===== Source document =====
Does age influence screening for colorectal cancer?

Does age influence screening for colorectal cancer?

Marie L. Borum


Colorectal cancer causes appreciable morbidity. It is the second most common cause of cancer death from malignancy in the USA [1, 2]. Intervention in those with localized disease results in better survival than intervention in individuals with more advanced disease [3]. US guidelines recommend annual rectal examinations (beginning at age 40), annual faecal occult blood (FOB) testing (beginning at age 50) and a flexible sigmoidoscopy every 3-5 years (beginning at age 50) [1, 4, 5].

There are few recommendations for colorectal cancer screening in older people, although the American College of Physicians has suggested that there may be little benefit in continuing flexible sigmoidoscopy beyond 70 years in patients who have been screened up to that point [1].

A study of elderly nursing home residents suggests that quality of life and life expectancy, rather than chronological age, should influence whether screening should take place [6].

This study evaluates whether patient age influences the use of screening methods by internal medicine resident physicians in an ambulatory care clinic.

Materials and methods


The George Washington University Medical Center has a 3-year internal medicine programme in which resident physicians undergo primarily hospital-based internal medicine and subspecialty training. In addition, there is a weekly internal medicine ambulatory care (outpatient) clinic. A preventive care educational programme includes education about cancer screening with verbal and written information for resident physicians. Cancer screening guidelines arc reinforced during these weekly clinics.
=====
**Assigned task:** Write out the part of the colorectal cancer screening article that begins at the words "Marie L. Borum" and ends after the words "50) [1, 4, 5].". You won't need the lines for anything here.
===== Information provided =====
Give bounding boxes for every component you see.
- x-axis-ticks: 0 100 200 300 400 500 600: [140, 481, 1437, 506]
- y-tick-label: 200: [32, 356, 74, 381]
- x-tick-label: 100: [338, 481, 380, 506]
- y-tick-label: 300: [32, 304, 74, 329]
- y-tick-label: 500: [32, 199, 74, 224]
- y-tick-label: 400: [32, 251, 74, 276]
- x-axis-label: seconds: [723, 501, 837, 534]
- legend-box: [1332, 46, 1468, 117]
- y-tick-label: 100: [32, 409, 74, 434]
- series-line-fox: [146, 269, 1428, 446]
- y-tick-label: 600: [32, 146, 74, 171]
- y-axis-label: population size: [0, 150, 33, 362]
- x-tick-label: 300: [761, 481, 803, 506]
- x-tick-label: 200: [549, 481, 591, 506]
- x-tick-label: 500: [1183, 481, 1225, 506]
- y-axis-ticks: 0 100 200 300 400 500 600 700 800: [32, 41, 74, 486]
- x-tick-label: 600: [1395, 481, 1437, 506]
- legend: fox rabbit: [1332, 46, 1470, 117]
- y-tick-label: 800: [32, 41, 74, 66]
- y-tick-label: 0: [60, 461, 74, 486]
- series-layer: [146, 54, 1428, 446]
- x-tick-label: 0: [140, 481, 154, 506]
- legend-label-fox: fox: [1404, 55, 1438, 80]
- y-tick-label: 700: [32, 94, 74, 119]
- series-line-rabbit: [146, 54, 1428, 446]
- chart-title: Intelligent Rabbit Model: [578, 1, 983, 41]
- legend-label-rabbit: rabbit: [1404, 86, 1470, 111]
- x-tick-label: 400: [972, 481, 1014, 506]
=====
**Answer below:**
Marie L. Borum


Colorectal cancer causes appreciable morbidity. It is the second most common cause of cancer death from malignancy in the USA [1, 2]. Intervention in those with localized disease results in better survival than intervention in individuals with more advanced disease [3]. US guidelines recommend annual rectal examinations (beginning at age 40), annual faecal occult blood (FOB) testing (beginning at age 50) and a flexible sigmoidoscopy every 3-5 years (beginning at age 50) [1, 4, 5].